# [DATA SUPPLIED]
+-------+

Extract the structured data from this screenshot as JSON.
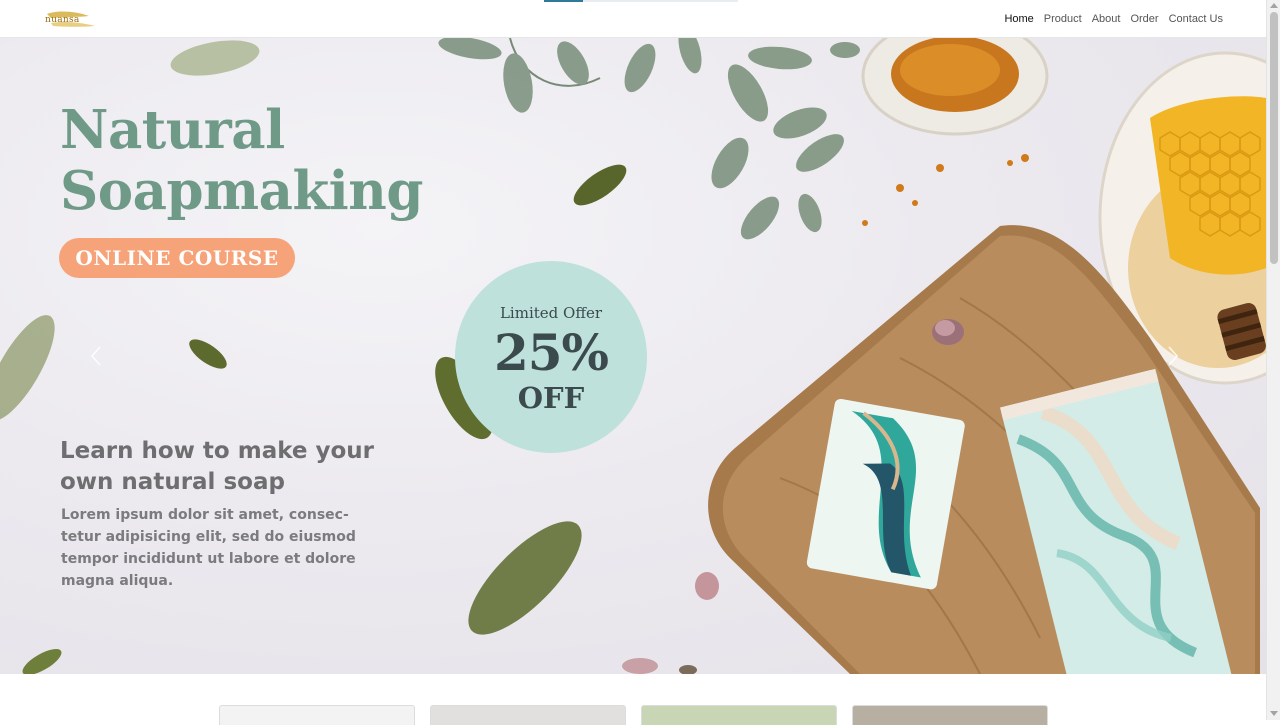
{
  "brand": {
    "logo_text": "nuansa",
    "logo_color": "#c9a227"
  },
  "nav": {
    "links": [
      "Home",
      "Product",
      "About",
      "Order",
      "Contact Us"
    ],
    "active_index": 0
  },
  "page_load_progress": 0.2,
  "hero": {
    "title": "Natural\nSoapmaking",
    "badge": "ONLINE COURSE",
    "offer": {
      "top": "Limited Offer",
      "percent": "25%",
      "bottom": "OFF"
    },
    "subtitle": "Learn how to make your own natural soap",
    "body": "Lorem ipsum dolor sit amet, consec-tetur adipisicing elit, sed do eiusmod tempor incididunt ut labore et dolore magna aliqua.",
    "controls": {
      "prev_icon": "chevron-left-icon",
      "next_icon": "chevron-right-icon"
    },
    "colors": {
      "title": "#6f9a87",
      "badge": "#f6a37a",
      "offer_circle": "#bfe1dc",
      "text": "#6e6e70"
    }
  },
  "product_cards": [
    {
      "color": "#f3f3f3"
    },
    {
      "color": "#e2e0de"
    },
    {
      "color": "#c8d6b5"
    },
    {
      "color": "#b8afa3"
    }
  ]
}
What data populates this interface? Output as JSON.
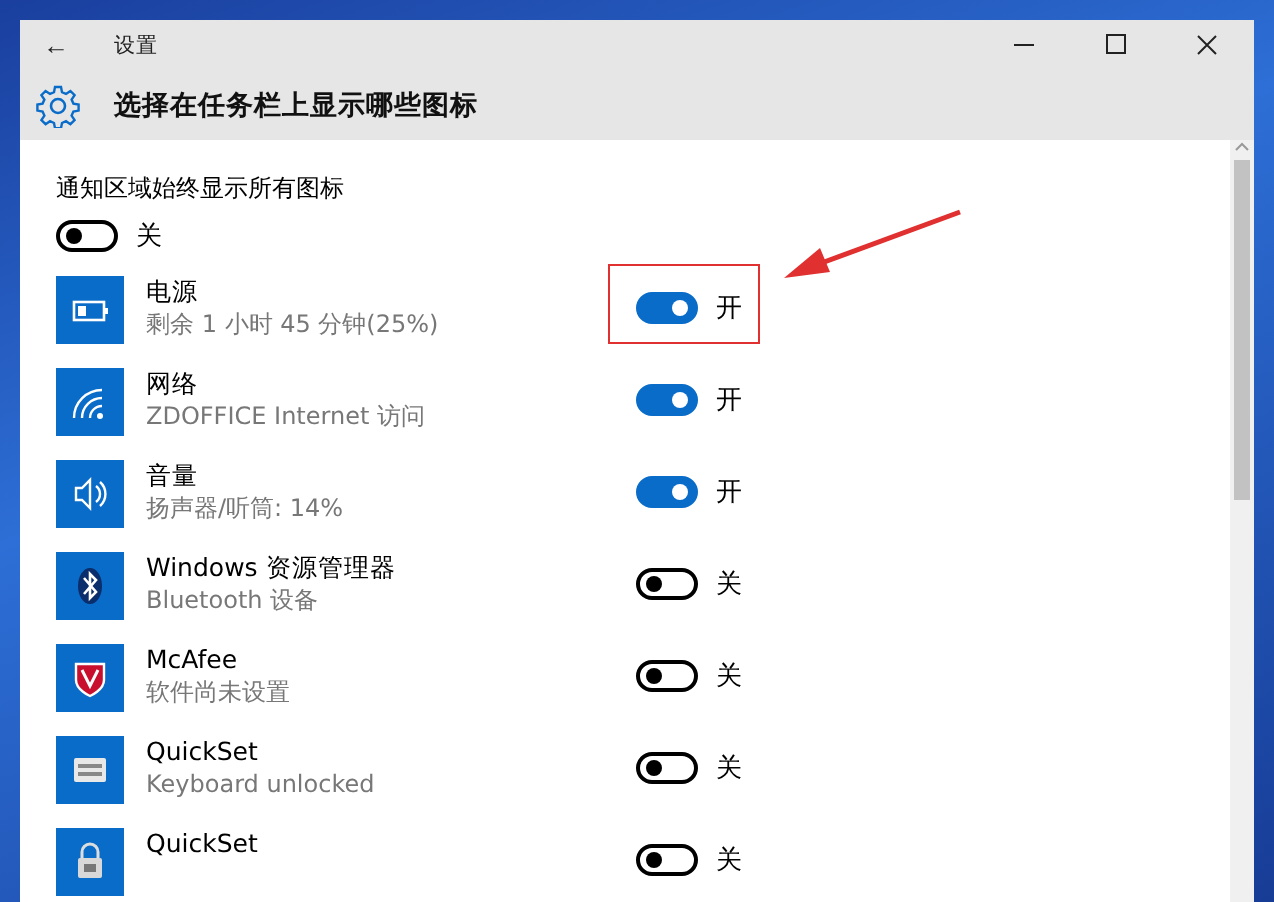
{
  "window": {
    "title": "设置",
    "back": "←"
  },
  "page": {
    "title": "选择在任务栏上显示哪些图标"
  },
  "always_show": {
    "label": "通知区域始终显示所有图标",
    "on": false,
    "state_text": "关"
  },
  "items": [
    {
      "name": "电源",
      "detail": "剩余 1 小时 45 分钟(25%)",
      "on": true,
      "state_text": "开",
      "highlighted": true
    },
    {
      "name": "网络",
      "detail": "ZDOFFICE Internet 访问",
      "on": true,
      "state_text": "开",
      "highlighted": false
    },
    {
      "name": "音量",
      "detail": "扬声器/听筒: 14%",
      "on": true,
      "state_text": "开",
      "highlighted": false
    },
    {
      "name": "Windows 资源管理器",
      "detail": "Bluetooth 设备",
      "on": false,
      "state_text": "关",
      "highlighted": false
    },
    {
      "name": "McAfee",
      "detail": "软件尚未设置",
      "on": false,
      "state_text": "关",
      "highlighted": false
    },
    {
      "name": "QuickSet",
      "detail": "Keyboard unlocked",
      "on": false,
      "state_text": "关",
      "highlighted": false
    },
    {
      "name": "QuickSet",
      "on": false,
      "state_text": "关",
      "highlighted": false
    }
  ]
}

+-------+

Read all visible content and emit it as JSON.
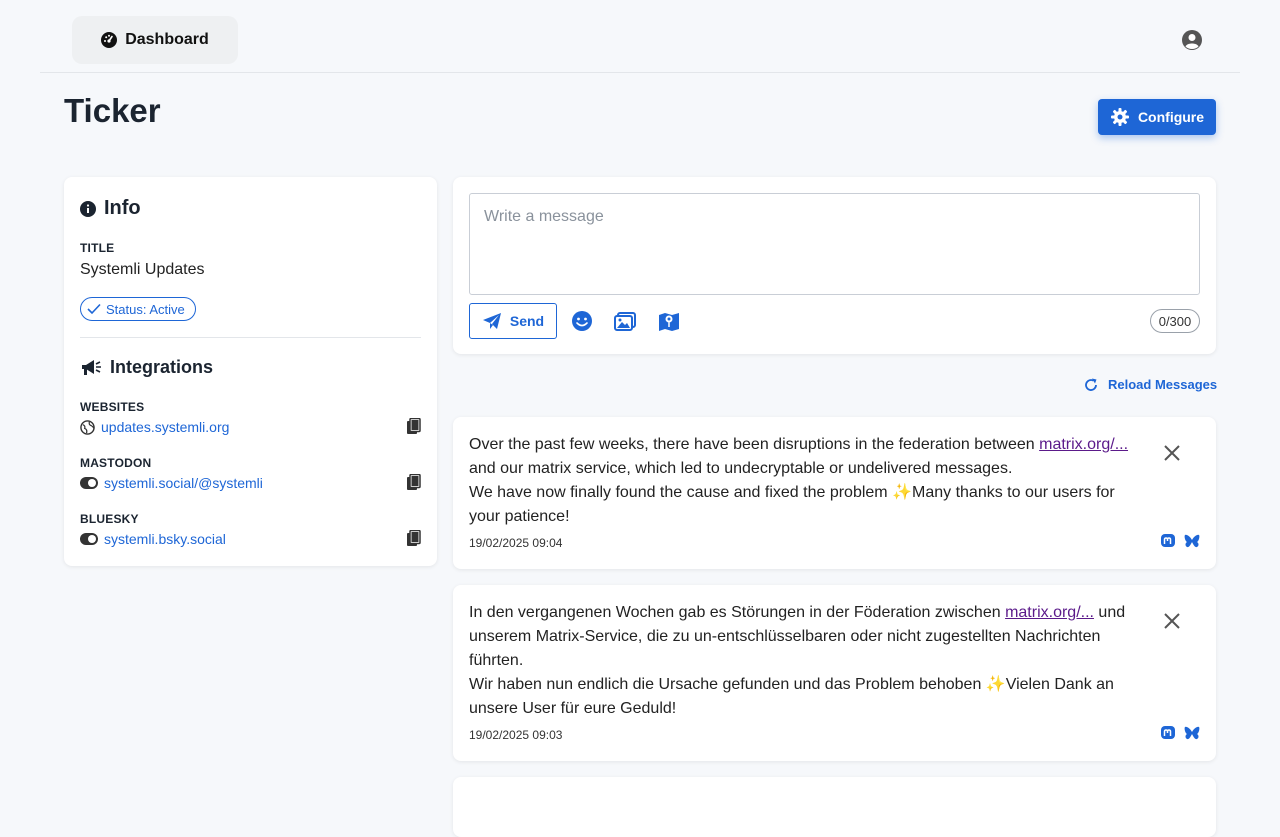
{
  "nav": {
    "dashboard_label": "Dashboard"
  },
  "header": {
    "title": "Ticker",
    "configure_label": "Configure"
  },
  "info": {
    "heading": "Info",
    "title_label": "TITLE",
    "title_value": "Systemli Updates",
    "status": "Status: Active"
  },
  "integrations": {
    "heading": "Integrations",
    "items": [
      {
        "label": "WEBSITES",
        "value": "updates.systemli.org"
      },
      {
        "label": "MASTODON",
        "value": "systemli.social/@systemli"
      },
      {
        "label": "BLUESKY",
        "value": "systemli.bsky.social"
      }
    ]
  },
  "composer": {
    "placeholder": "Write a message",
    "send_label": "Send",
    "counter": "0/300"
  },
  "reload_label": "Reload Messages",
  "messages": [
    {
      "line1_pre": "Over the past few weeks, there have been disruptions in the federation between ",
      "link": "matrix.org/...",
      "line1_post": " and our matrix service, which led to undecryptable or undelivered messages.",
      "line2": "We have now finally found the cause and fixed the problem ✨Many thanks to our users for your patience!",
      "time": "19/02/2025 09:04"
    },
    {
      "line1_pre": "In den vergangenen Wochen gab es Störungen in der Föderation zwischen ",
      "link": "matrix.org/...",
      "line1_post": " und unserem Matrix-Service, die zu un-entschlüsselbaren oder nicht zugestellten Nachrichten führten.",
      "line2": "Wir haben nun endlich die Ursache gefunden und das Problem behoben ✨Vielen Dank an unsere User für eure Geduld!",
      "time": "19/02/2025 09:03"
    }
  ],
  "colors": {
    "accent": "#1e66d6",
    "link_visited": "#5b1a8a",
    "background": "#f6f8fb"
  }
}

+-------+

# [DO THIS]
Where a line in the entries holds the word "social", copy that line.

# [FINISHED TASK]
        "value": "systemli.social/@systemli"
        "value": "systemli.bsky.social"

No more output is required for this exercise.